**Do this**
Write out the data below in full, unchanged, minus the images.

**Exercise materials**
::::::

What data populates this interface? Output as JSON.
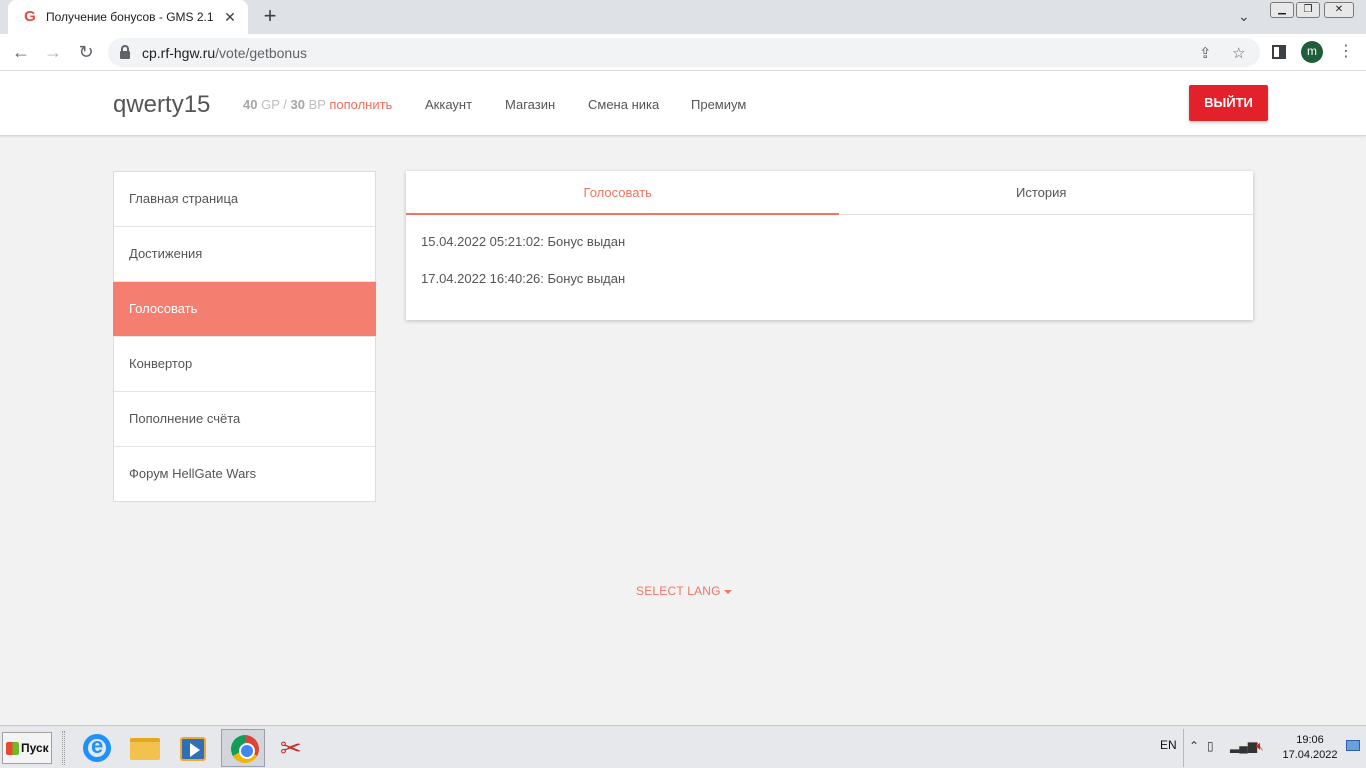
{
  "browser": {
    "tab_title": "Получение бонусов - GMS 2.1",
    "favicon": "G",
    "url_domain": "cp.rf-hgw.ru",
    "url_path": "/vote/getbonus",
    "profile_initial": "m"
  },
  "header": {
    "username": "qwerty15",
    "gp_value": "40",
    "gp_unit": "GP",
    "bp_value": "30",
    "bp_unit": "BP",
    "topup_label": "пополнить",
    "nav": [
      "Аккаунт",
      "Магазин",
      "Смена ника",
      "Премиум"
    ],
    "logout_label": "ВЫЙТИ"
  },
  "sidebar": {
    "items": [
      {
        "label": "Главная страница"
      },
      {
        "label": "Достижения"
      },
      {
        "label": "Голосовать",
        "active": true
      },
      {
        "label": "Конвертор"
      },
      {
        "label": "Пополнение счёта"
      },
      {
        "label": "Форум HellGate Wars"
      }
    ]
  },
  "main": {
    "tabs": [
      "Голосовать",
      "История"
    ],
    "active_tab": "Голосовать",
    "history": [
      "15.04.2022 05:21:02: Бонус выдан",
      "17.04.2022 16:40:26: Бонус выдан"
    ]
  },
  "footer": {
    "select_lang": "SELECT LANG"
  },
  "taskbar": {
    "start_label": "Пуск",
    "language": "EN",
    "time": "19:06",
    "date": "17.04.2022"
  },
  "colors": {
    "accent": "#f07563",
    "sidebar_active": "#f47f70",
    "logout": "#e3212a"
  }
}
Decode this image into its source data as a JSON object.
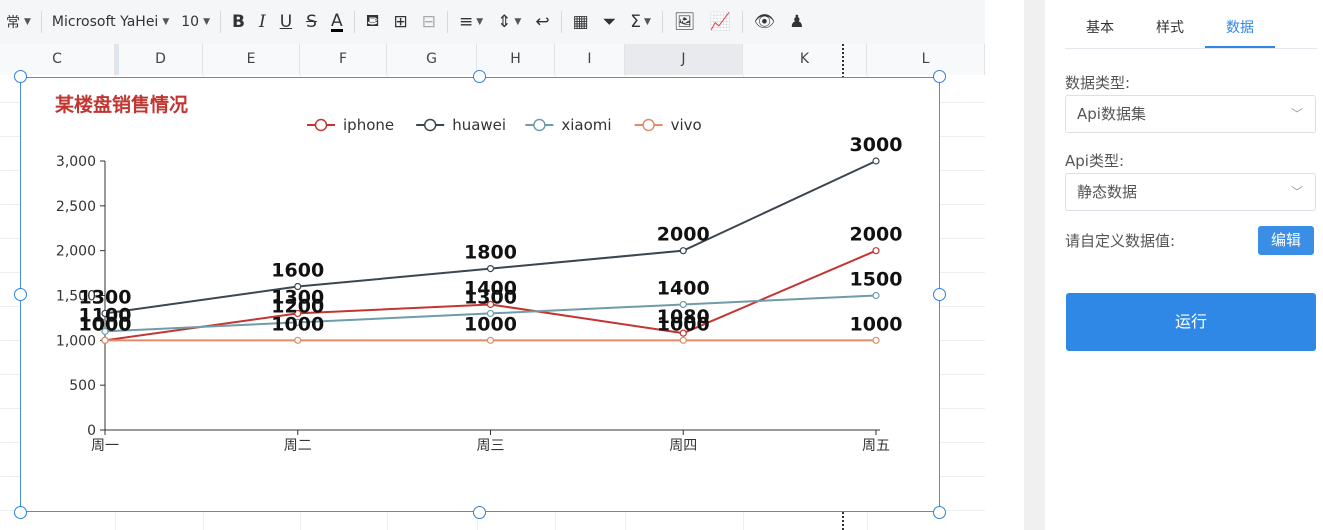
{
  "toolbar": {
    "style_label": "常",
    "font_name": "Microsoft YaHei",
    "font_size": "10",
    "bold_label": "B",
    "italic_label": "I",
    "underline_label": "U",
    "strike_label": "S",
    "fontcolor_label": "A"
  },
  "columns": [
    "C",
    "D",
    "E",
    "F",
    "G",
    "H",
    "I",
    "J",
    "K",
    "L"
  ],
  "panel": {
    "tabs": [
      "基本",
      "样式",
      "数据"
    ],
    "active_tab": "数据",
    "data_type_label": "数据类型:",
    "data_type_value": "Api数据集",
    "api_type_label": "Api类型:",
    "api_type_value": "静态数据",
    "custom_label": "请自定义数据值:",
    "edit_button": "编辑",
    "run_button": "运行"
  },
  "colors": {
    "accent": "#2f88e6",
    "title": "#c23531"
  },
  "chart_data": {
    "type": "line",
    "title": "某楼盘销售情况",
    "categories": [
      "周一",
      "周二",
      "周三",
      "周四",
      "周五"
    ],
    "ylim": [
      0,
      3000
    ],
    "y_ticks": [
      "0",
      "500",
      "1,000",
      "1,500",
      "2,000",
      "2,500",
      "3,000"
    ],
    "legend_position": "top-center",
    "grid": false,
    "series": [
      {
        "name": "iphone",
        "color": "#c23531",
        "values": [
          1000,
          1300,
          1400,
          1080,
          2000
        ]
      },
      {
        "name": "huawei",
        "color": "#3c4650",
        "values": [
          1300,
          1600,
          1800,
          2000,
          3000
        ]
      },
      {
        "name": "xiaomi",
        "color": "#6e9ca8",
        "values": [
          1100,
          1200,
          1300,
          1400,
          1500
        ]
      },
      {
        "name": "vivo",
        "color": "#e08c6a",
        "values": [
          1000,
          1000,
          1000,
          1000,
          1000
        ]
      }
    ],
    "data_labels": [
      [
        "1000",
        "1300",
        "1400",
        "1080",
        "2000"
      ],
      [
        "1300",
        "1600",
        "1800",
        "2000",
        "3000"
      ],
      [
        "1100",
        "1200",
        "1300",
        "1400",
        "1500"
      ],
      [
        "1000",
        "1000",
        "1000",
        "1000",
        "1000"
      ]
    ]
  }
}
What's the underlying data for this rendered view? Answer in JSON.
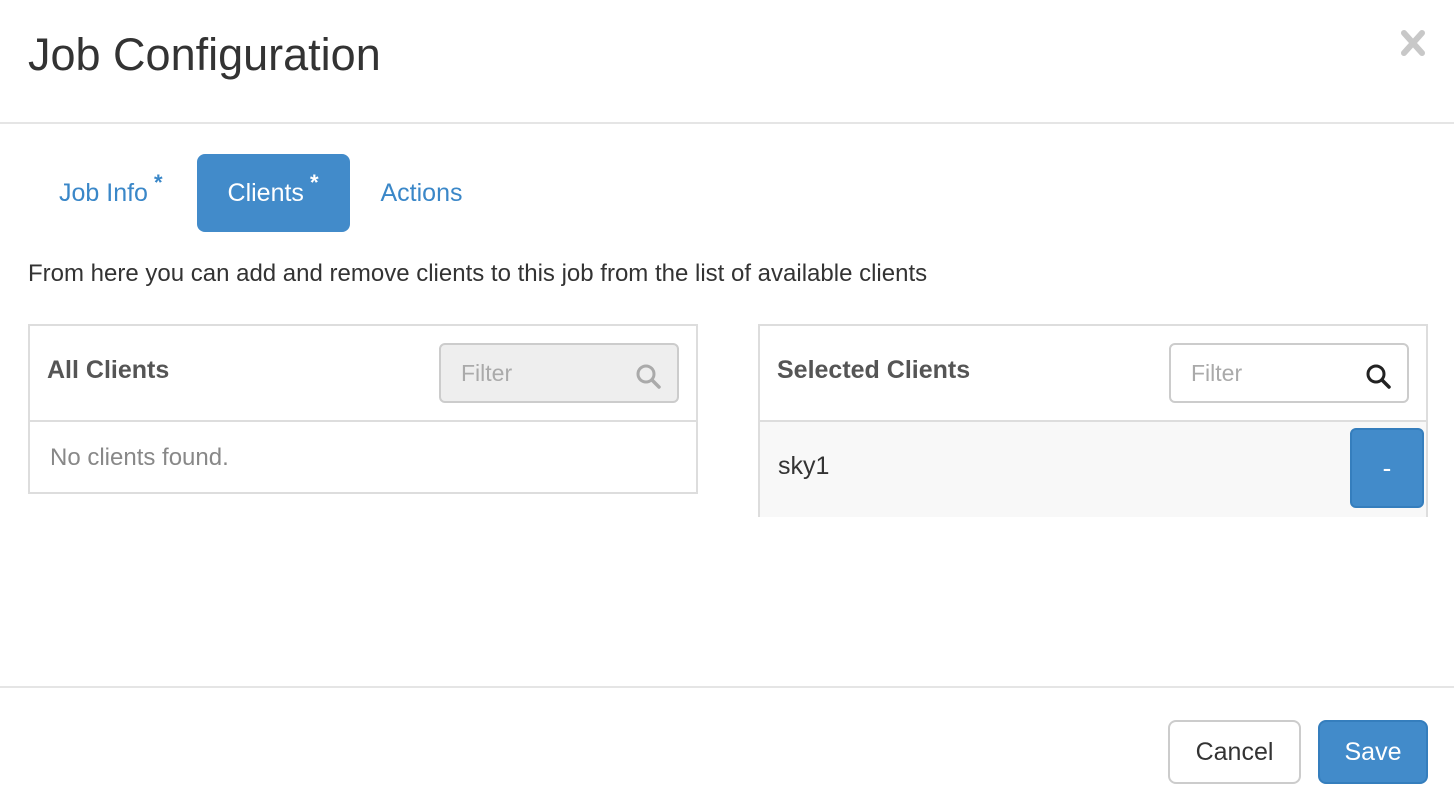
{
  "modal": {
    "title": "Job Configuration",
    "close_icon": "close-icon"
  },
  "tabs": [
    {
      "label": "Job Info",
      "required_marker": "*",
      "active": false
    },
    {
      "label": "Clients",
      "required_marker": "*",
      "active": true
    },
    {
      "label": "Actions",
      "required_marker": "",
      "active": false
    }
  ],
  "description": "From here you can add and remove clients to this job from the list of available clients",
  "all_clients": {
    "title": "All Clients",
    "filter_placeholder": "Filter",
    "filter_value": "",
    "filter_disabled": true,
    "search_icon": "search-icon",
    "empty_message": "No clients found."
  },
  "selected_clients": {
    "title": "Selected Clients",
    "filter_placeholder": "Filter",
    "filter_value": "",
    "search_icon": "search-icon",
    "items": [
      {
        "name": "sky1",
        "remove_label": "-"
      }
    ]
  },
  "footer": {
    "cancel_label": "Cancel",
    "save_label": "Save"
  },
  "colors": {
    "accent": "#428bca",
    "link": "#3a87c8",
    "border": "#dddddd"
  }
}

::::::

**Task response**
What data populates this interface? Output as JSON.
{
  "browser": {
    "tab_title": "Получение бонусов - GMS 2.1",
    "favicon": "G",
    "url_domain": "cp.rf-hgw.ru",
    "url_path": "/vote/getbonus",
    "profile_initial": "m"
  },
  "header": {
    "username": "qwerty15",
    "gp_value": "40",
    "gp_unit": "GP",
    "bp_value": "30",
    "bp_unit": "BP",
    "topup_label": "пополнить",
    "nav": [
      "Аккаунт",
      "Магазин",
      "Смена ника",
      "Премиум"
    ],
    "logout_label": "ВЫЙТИ"
  },
  "sidebar": {
    "items": [
      {
        "label": "Главная страница"
      },
      {
        "label": "Достижения"
      },
      {
        "label": "Голосовать",
        "active": true
      },
      {
        "label": "Конвертор"
      },
      {
        "label": "Пополнение счёта"
      },
      {
        "label": "Форум HellGate Wars"
      }
    ]
  },
  "main": {
    "tabs": [
      "Голосовать",
      "История"
    ],
    "active_tab": "Голосовать",
    "history": [
      "15.04.2022 05:21:02: Бонус выдан",
      "17.04.2022 16:40:26: Бонус выдан"
    ]
  },
  "footer": {
    "select_lang": "SELECT LANG"
  },
  "taskbar": {
    "start_label": "Пуск",
    "language": "EN",
    "time": "19:06",
    "date": "17.04.2022"
  },
  "colors": {
    "accent": "#f07563",
    "sidebar_active": "#f47f70",
    "logout": "#e3212a"
  }
}
Decode this image into its source data as a JSON object.
{
  "toolbar": {
    "style_label": "常",
    "font_name": "Microsoft YaHei",
    "font_size": "10",
    "bold_label": "B",
    "italic_label": "I",
    "underline_label": "U",
    "strike_label": "S",
    "fontcolor_label": "A"
  },
  "columns": [
    "C",
    "D",
    "E",
    "F",
    "G",
    "H",
    "I",
    "J",
    "K",
    "L"
  ],
  "panel": {
    "tabs": [
      "基本",
      "样式",
      "数据"
    ],
    "active_tab": "数据",
    "data_type_label": "数据类型:",
    "data_type_value": "Api数据集",
    "api_type_label": "Api类型:",
    "api_type_value": "静态数据",
    "custom_label": "请自定义数据值:",
    "edit_button": "编辑",
    "run_button": "运行"
  },
  "colors": {
    "accent": "#2f88e6",
    "title": "#c23531"
  },
  "chart_data": {
    "type": "line",
    "title": "某楼盘销售情况",
    "categories": [
      "周一",
      "周二",
      "周三",
      "周四",
      "周五"
    ],
    "ylim": [
      0,
      3000
    ],
    "y_ticks": [
      "0",
      "500",
      "1,000",
      "1,500",
      "2,000",
      "2,500",
      "3,000"
    ],
    "legend_position": "top-center",
    "grid": false,
    "series": [
      {
        "name": "iphone",
        "color": "#c23531",
        "values": [
          1000,
          1300,
          1400,
          1080,
          2000
        ]
      },
      {
        "name": "huawei",
        "color": "#3c4650",
        "values": [
          1300,
          1600,
          1800,
          2000,
          3000
        ]
      },
      {
        "name": "xiaomi",
        "color": "#6e9ca8",
        "values": [
          1100,
          1200,
          1300,
          1400,
          1500
        ]
      },
      {
        "name": "vivo",
        "color": "#e08c6a",
        "values": [
          1000,
          1000,
          1000,
          1000,
          1000
        ]
      }
    ],
    "data_labels": [
      [
        "1000",
        "1300",
        "1400",
        "1080",
        "2000"
      ],
      [
        "1300",
        "1600",
        "1800",
        "2000",
        "3000"
      ],
      [
        "1100",
        "1200",
        "1300",
        "1400",
        "1500"
      ],
      [
        "1000",
        "1000",
        "1000",
        "1000",
        "1000"
      ]
    ]
  }
}
What's the underlying data for this rendered view? Answer in JSON.
{
  "modal": {
    "title": "Job Configuration",
    "close_icon": "close-icon"
  },
  "tabs": [
    {
      "label": "Job Info",
      "required_marker": "*",
      "active": false
    },
    {
      "label": "Clients",
      "required_marker": "*",
      "active": true
    },
    {
      "label": "Actions",
      "required_marker": "",
      "active": false
    }
  ],
  "description": "From here you can add and remove clients to this job from the list of available clients",
  "all_clients": {
    "title": "All Clients",
    "filter_placeholder": "Filter",
    "filter_value": "",
    "filter_disabled": true,
    "search_icon": "search-icon",
    "empty_message": "No clients found."
  },
  "selected_clients": {
    "title": "Selected Clients",
    "filter_placeholder": "Filter",
    "filter_value": "",
    "search_icon": "search-icon",
    "items": [
      {
        "name": "sky1",
        "remove_label": "-"
      }
    ]
  },
  "footer": {
    "cancel_label": "Cancel",
    "save_label": "Save"
  },
  "colors": {
    "accent": "#428bca",
    "link": "#3a87c8",
    "border": "#dddddd"
  }
}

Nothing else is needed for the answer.